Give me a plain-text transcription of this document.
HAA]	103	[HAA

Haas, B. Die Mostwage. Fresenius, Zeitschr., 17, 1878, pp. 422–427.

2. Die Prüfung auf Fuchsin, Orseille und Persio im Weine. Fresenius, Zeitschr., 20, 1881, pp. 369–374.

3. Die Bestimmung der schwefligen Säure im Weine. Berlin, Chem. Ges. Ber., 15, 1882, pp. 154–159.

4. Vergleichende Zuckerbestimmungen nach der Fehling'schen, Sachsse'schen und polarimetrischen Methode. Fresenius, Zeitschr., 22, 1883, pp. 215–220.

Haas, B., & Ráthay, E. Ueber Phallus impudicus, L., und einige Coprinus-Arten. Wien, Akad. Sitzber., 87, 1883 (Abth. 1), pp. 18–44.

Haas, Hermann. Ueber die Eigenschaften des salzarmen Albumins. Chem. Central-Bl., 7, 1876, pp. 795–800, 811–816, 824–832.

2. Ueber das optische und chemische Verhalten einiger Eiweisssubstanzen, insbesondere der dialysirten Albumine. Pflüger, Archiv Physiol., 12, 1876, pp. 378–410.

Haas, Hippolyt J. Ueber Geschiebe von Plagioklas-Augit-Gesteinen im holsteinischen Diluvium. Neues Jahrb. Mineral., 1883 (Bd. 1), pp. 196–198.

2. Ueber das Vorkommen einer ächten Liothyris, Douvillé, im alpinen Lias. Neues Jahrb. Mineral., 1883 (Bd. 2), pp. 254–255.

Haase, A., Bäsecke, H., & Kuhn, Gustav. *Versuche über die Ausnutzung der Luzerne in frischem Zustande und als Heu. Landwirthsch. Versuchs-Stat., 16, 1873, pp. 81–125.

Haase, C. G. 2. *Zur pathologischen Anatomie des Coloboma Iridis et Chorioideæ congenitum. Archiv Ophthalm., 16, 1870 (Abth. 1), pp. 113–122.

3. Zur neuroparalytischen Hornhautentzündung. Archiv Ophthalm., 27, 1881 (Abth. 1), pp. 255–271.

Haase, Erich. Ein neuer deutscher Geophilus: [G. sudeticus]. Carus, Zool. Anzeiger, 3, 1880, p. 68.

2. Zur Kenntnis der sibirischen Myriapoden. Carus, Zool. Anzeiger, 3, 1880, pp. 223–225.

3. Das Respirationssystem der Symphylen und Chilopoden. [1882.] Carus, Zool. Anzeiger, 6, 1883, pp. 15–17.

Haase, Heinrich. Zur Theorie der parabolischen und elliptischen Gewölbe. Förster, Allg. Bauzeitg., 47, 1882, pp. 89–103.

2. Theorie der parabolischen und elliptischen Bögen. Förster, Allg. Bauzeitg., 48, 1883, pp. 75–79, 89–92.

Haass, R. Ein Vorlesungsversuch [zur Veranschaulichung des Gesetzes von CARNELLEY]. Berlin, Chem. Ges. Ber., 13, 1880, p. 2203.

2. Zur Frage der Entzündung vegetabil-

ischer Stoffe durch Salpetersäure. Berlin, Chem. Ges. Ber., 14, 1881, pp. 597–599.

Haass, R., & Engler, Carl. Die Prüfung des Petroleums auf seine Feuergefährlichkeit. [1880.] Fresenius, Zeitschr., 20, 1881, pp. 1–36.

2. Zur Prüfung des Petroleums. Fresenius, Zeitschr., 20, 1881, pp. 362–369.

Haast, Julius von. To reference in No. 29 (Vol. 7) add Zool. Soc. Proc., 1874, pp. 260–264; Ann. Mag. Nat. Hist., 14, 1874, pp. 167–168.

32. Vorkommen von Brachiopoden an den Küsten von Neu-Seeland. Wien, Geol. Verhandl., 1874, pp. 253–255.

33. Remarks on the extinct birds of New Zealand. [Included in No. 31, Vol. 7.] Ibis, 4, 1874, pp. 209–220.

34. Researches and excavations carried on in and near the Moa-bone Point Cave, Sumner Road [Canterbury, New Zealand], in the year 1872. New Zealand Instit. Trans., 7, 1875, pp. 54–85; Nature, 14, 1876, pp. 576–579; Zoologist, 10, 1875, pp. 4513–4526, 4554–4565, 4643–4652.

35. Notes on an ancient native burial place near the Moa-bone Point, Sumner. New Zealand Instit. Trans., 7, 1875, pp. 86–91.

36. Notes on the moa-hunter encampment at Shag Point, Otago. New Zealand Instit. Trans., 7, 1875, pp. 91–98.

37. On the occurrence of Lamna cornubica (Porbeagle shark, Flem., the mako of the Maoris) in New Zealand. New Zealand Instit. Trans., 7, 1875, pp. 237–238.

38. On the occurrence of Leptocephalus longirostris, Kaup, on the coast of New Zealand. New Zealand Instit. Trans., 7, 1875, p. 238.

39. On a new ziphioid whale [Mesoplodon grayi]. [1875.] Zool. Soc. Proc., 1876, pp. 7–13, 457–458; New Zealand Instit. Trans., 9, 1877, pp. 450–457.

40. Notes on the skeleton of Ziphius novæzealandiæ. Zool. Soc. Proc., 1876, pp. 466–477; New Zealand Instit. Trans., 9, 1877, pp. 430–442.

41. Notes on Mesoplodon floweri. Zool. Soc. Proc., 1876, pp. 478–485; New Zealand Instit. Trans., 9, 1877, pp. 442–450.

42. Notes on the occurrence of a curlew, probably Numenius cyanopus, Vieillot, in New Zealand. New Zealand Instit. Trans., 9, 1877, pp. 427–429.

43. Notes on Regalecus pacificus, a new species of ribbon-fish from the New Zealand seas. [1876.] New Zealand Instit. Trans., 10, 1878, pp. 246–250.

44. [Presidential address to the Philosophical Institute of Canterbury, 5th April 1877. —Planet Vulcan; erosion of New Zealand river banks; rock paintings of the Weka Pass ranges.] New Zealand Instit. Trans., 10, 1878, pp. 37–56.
----------
* **PROBLEM DESCRIPTION**
Copy every record above exactly as it appears.

* **ANSWER TO THE PROBLEM**
Give me a plain-text transcription of this document.
HAA]	103	[HAA

Haas, B. Die Mostwage. Fresenius, Zeitschr., 17, 1878, pp. 422–427.

2. Die Prüfung auf Fuchsin, Orseille und Persio im Weine. Fresenius, Zeitschr., 20, 1881, pp. 369–374.

3. Die Bestimmung der schwefligen Säure im Weine. Berlin, Chem. Ges. Ber., 15, 1882, pp. 154–159.

4. Vergleichende Zuckerbestimmungen nach der Fehling'schen, Sachsse'schen und polarimetrischen Methode. Fresenius, Zeitschr., 22, 1883, pp. 215–220.

Haas, B., & Ráthay, E. Ueber Phallus impudicus, L., und einige Coprinus-Arten. Wien, Akad. Sitzber., 87, 1883 (Abth. 1), pp. 18–44.

Haas, Hermann. Ueber die Eigenschaften des salzarmen Albumins. Chem. Central-Bl., 7, 1876, pp. 795–800, 811–816, 824–832.

2. Ueber das optische und chemische Verhalten einiger Eiweisssubstanzen, insbesondere der dialysirten Albumine. Pflüger, Archiv Physiol., 12, 1876, pp. 378–410.

Haas, Hippolyt J. Ueber Geschiebe von Plagioklas-Augit-Gesteinen im holsteinischen Diluvium. Neues Jahrb. Mineral., 1883 (Bd. 1), pp. 196–198.

2. Ueber das Vorkommen einer ächten Liothyris, Douvillé, im alpinen Lias. Neues Jahrb. Mineral., 1883 (Bd. 2), pp. 254–255.

Haase, A., Bäsecke, H., & Kuhn, Gustav. *Versuche über die Ausnutzung der Luzerne in frischem Zustande und als Heu. Landwirthsch. Versuchs-Stat., 16, 1873, pp. 81–125.

Haase, C. G. 2. *Zur pathologischen Anatomie des Coloboma Iridis et Chorioideæ congenitum. Archiv Ophthalm., 16, 1870 (Abth. 1), pp. 113–122.

3. Zur neuroparalytischen Hornhautentzündung. Archiv Ophthalm., 27, 1881 (Abth. 1), pp. 255–271.

Haase, Erich. Ein neuer deutscher Geophilus: [G. sudeticus]. Carus, Zool. Anzeiger, 3, 1880, p. 68.

2. Zur Kenntnis der sibirischen Myriapoden. Carus, Zool. Anzeiger, 3, 1880, pp. 223–225.

3. Das Respirationssystem der Symphylen und Chilopoden. [1882.] Carus, Zool. Anzeiger, 6, 1883, pp. 15–17.

Haase, Heinrich. Zur Theorie der parabolischen und elliptischen Gewölbe. Förster, Allg. Bauzeitg., 47, 1882, pp. 89–103.

2. Theorie der parabolischen und elliptischen Bögen. Förster, Allg. Bauzeitg., 48, 1883, pp. 75–79, 89–92.

Haass, R. Ein Vorlesungsversuch [zur Veranschaulichung des Gesetzes von CARNELLEY]. Berlin, Chem. Ges. Ber., 13, 1880, p. 2203.

2. Zur Frage der Entzündung vegetabil-

ischer Stoffe durch Salpetersäure. Berlin, Chem. Ges. Ber., 14, 1881, pp. 597–599.

Haass, R., & Engler, Carl. Die Prüfung des Petroleums auf seine Feuergefährlichkeit. [1880.] Fresenius, Zeitschr., 20, 1881, pp. 1–36.

2. Zur Prüfung des Petroleums. Fresenius, Zeitschr., 20, 1881, pp. 362–369.

Haast, Julius von. To reference in No. 29 (Vol. 7) add Zool. Soc. Proc., 1874, pp. 260–264; Ann. Mag. Nat. Hist., 14, 1874, pp. 167–168.

32. Vorkommen von Brachiopoden an den Küsten von Neu-Seeland. Wien, Geol. Verhandl., 1874, pp. 253–255.

33. Remarks on the extinct birds of New Zealand. [Included in No. 31, Vol. 7.] Ibis, 4, 1874, pp. 209–220.

34. Researches and excavations carried on in and near the Moa-bone Point Cave, Sumner Road [Canterbury, New Zealand], in the year 1872. New Zealand Instit. Trans., 7, 1875, pp. 54–85; Nature, 14, 1876, pp. 576–579; Zoologist, 10, 1875, pp. 4513–4526, 4554–4565, 4643–4652.

35. Notes on an ancient native burial place near the Moa-bone Point, Sumner. New Zealand Instit. Trans., 7, 1875, pp. 86–91.

36. Notes on the moa-hunter encampment at Shag Point, Otago. New Zealand Instit. Trans., 7, 1875, pp. 91–98.

37. On the occurrence of Lamna cornubica (Porbeagle shark, Flem., the mako of the Maoris) in New Zealand. New Zealand Instit. Trans., 7, 1875, pp. 237–238.

38. On the occurrence of Leptocephalus longirostris, Kaup, on the coast of New Zealand. New Zealand Instit. Trans., 7, 1875, p. 238.

39. On a new ziphioid whale [Mesoplodon grayi]. [1875.] Zool. Soc. Proc., 1876, pp. 7–13, 457–458; New Zealand Instit. Trans., 9, 1877, pp. 450–457.

40. Notes on the skeleton of Ziphius novæzealandiæ. Zool. Soc. Proc., 1876, pp. 466–477; New Zealand Instit. Trans., 9, 1877, pp. 430–442.

41. Notes on Mesoplodon floweri. Zool. Soc. Proc., 1876, pp. 478–485; New Zealand Instit. Trans., 9, 1877, pp. 442–450.

42. Notes on the occurrence of a curlew, probably Numenius cyanopus, Vieillot, in New Zealand. New Zealand Instit. Trans., 9, 1877, pp. 427–429.

43. Notes on Regalecus pacificus, a new species of ribbon-fish from the New Zealand seas. [1876.] New Zealand Instit. Trans., 10, 1878, pp. 246–250.

44. [Presidential address to the Philosophical Institute of Canterbury, 5th April 1877. —Planet Vulcan; erosion of New Zealand river banks; rock paintings of the Weka Pass ranges.] New Zealand Instit. Trans., 10, 1878, pp. 37–56.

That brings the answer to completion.